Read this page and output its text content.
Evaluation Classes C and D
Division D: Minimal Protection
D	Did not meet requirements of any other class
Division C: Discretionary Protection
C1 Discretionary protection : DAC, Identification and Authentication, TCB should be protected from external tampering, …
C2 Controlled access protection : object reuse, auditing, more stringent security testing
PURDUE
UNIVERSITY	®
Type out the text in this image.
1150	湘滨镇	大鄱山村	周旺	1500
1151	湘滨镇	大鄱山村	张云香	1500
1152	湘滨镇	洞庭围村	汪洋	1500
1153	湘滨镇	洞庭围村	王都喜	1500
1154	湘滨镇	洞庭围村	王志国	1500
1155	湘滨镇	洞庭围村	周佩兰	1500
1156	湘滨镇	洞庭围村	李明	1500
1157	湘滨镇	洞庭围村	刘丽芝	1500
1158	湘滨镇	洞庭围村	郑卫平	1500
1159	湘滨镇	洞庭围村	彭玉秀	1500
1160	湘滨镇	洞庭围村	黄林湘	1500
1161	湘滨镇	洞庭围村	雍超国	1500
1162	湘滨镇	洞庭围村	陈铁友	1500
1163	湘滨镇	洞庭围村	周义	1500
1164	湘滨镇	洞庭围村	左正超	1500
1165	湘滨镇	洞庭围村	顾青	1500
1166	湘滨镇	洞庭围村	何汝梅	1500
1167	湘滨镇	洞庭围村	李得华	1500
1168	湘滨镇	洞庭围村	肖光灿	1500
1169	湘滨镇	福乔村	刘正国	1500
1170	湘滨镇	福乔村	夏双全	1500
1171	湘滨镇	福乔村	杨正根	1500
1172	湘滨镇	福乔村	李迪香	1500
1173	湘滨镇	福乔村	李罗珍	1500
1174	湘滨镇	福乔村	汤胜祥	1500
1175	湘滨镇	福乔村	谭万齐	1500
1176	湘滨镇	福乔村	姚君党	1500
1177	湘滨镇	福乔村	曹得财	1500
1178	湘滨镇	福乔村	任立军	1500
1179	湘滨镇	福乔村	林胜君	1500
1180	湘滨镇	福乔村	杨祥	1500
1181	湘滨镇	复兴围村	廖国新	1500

------------------------------

=== PROMPT ===
Find the word "text" in the entries, and copy every line it shows up in.

=== RESULT ===
Read this page and output its text content.
Type out the text in this image.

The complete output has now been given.